● Exercise material:
--- begin ---
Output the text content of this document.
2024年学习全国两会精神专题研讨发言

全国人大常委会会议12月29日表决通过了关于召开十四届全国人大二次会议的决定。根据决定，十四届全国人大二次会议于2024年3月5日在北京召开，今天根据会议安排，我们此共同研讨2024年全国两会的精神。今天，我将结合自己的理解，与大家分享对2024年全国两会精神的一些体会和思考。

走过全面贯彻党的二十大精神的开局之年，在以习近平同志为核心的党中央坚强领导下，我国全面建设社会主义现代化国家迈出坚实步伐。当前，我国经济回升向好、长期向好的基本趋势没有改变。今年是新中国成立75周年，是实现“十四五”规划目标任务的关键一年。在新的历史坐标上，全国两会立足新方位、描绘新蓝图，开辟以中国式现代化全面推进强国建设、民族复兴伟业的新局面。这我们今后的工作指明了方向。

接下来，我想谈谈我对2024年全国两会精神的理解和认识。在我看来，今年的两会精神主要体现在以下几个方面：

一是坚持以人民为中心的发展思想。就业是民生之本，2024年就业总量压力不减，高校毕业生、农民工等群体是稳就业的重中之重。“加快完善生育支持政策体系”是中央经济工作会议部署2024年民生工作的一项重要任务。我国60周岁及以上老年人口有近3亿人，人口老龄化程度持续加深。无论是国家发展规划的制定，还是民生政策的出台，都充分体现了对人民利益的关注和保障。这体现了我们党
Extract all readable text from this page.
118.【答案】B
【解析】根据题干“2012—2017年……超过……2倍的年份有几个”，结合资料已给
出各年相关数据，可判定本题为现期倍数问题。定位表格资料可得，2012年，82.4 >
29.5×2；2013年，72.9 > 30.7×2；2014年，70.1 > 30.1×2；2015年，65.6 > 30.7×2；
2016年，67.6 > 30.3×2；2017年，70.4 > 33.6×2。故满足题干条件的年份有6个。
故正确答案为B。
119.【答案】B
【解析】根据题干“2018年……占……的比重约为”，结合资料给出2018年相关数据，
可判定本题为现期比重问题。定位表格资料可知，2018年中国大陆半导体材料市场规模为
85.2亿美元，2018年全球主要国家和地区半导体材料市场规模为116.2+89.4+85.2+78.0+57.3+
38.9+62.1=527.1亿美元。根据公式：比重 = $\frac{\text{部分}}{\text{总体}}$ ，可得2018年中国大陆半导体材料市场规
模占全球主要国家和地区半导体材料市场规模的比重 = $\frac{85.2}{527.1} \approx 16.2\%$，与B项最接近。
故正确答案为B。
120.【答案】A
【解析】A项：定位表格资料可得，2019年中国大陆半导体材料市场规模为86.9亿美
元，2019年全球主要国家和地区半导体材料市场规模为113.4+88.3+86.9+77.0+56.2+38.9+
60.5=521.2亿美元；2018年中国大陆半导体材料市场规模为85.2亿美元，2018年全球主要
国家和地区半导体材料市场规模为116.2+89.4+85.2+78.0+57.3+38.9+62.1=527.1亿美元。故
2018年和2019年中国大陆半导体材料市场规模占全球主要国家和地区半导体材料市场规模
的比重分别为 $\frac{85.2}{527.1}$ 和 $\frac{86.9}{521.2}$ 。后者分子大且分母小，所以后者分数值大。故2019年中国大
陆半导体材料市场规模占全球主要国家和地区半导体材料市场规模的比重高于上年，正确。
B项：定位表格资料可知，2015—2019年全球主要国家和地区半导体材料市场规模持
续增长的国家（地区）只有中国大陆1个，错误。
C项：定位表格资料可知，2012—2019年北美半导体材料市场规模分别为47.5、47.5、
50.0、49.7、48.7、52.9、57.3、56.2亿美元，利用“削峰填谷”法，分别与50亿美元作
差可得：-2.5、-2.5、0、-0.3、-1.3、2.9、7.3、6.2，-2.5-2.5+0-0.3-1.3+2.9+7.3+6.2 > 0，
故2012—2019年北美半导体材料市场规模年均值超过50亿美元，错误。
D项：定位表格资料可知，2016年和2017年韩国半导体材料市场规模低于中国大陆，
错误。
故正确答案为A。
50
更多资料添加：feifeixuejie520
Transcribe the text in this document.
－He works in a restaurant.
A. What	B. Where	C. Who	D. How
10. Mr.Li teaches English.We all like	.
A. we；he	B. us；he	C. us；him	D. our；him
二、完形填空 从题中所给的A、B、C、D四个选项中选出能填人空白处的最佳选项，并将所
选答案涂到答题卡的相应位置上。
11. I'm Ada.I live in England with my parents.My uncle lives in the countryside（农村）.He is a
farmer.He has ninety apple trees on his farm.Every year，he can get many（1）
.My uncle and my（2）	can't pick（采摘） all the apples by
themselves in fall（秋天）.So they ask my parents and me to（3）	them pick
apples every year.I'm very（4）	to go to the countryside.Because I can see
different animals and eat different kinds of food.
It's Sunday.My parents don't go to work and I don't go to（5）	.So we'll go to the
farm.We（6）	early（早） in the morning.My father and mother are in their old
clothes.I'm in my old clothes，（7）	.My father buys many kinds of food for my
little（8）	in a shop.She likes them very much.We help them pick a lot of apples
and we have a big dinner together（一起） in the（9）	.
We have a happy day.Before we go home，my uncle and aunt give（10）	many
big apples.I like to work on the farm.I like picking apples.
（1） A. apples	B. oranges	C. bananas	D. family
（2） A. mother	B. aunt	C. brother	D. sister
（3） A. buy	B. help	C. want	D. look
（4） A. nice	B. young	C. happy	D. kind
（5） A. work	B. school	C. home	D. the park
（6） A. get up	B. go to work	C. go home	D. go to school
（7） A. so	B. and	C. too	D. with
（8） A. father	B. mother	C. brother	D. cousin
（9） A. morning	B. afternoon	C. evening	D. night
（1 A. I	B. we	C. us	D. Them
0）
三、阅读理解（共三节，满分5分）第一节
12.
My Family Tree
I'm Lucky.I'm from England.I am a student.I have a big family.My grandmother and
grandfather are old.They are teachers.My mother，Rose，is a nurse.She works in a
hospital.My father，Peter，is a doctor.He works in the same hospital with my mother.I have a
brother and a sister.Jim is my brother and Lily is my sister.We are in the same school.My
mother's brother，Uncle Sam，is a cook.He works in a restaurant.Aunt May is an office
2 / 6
--- end ---
● Goal: Write out every line of the records exactly.

● Worked solution:
Output the text content of this document.
2024年学习全国两会精神专题研讨发言

全国人大常委会会议12月29日表决通过了关于召开十四届全国人大二次会议的决定。根据决定，十四届全国人大二次会议于2024年3月5日在北京召开，今天根据会议安排，我们此共同研讨2024年全国两会的精神。今天，我将结合自己的理解，与大家分享对2024年全国两会精神的一些体会和思考。

走过全面贯彻党的二十大精神的开局之年，在以习近平同志为核心的党中央坚强领导下，我国全面建设社会主义现代化国家迈出坚实步伐。当前，我国经济回升向好、长期向好的基本趋势没有改变。今年是新中国成立75周年，是实现“十四五”规划目标任务的关键一年。在新的历史坐标上，全国两会立足新方位、描绘新蓝图，开辟以中国式现代化全面推进强国建设、民族复兴伟业的新局面。这我们今后的工作指明了方向。

接下来，我想谈谈我对2024年全国两会精神的理解和认识。在我看来，今年的两会精神主要体现在以下几个方面：

一是坚持以人民为中心的发展思想。就业是民生之本，2024年就业总量压力不减，高校毕业生、农民工等群体是稳就业的重中之重。“加快完善生育支持政策体系”是中央经济工作会议部署2024年民生工作的一项重要任务。我国60周岁及以上老年人口有近3亿人，人口老龄化程度持续加深。无论是国家发展规划的制定，还是民生政策的出台，都充分体现了对人民利益的关注和保障。这体现了我们党
Extract all readable text from this page.
118.【答案】B
【解析】根据题干“2012—2017年……超过……2倍的年份有几个”，结合资料已给
出各年相关数据，可判定本题为现期倍数问题。定位表格资料可得，2012年，82.4 >
29.5×2；2013年，72.9 > 30.7×2；2014年，70.1 > 30.1×2；2015年，65.6 > 30.7×2；
2016年，67.6 > 30.3×2；2017年，70.4 > 33.6×2。故满足题干条件的年份有6个。
故正确答案为B。
119.【答案】B
【解析】根据题干“2018年……占……的比重约为”，结合资料给出2018年相关数据，
可判定本题为现期比重问题。定位表格资料可知，2018年中国大陆半导体材料市场规模为
85.2亿美元，2018年全球主要国家和地区半导体材料市场规模为116.2+89.4+85.2+78.0+57.3+
38.9+62.1=527.1亿美元。根据公式：比重 = $\frac{\text{部分}}{\text{总体}}$ ，可得2018年中国大陆半导体材料市场规
模占全球主要国家和地区半导体材料市场规模的比重 = $\frac{85.2}{527.1} \approx 16.2\%$，与B项最接近。
故正确答案为B。
120.【答案】A
【解析】A项：定位表格资料可得，2019年中国大陆半导体材料市场规模为86.9亿美
元，2019年全球主要国家和地区半导体材料市场规模为113.4+88.3+86.9+77.0+56.2+38.9+
60.5=521.2亿美元；2018年中国大陆半导体材料市场规模为85.2亿美元，2018年全球主要
国家和地区半导体材料市场规模为116.2+89.4+85.2+78.0+57.3+38.9+62.1=527.1亿美元。故
2018年和2019年中国大陆半导体材料市场规模占全球主要国家和地区半导体材料市场规模
的比重分别为 $\frac{85.2}{527.1}$ 和 $\frac{86.9}{521.2}$ 。后者分子大且分母小，所以后者分数值大。故2019年中国大
陆半导体材料市场规模占全球主要国家和地区半导体材料市场规模的比重高于上年，正确。
B项：定位表格资料可知，2015—2019年全球主要国家和地区半导体材料市场规模持
续增长的国家（地区）只有中国大陆1个，错误。
C项：定位表格资料可知，2012—2019年北美半导体材料市场规模分别为47.5、47.5、
50.0、49.7、48.7、52.9、57.3、56.2亿美元，利用“削峰填谷”法，分别与50亿美元作
差可得：-2.5、-2.5、0、-0.3、-1.3、2.9、7.3、6.2，-2.5-2.5+0-0.3-1.3+2.9+7.3+6.2 > 0，
故2012—2019年北美半导体材料市场规模年均值超过50亿美元，错误。
D项：定位表格资料可知，2016年和2017年韩国半导体材料市场规模低于中国大陆，
错误。
故正确答案为A。
50
更多资料添加：feifeixuejie520
Transcribe the text in this document.
－He works in a restaurant.
A. What	B. Where	C. Who	D. How
10. Mr.Li teaches English.We all like	.
A. we；he	B. us；he	C. us；him	D. our；him
二、完形填空 从题中所给的A、B、C、D四个选项中选出能填人空白处的最佳选项，并将所
选答案涂到答题卡的相应位置上。
11. I'm Ada.I live in England with my parents.My uncle lives in the countryside（农村）.He is a
farmer.He has ninety apple trees on his farm.Every year，he can get many（1）
.My uncle and my（2）	can't pick（采摘） all the apples by
themselves in fall（秋天）.So they ask my parents and me to（3）	them pick
apples every year.I'm very（4）	to go to the countryside.Because I can see
different animals and eat different kinds of food.
It's Sunday.My parents don't go to work and I don't go to（5）	.So we'll go to the
farm.We（6）	early（早） in the morning.My father and mother are in their old
clothes.I'm in my old clothes，（7）	.My father buys many kinds of food for my
little（8）	in a shop.She likes them very much.We help them pick a lot of apples
and we have a big dinner together（一起） in the（9）	.
We have a happy day.Before we go home，my uncle and aunt give（10）	many
big apples.I like to work on the farm.I like picking apples.
（1） A. apples	B. oranges	C. bananas	D. family
（2） A. mother	B. aunt	C. brother	D. sister
（3） A. buy	B. help	C. want	D. look
（4） A. nice	B. young	C. happy	D. kind
（5） A. work	B. school	C. home	D. the park
（6） A. get up	B. go to work	C. go home	D. go to school
（7） A. so	B. and	C. too	D. with
（8） A. father	B. mother	C. brother	D. cousin
（9） A. morning	B. afternoon	C. evening	D. night
（1 A. I	B. we	C. us	D. Them
0）
三、阅读理解（共三节，满分5分）第一节
12.
My Family Tree
I'm Lucky.I'm from England.I am a student.I have a big family.My grandmother and
grandfather are old.They are teachers.My mother，Rose，is a nurse.She works in a
hospital.My father，Peter，is a doctor.He works in the same hospital with my mother.I have a
brother and a sister.Jim is my brother and Lily is my sister.We are in the same school.My
mother's brother，Uncle Sam，is a cook.He works in a restaurant.Aunt May is an office
2 / 6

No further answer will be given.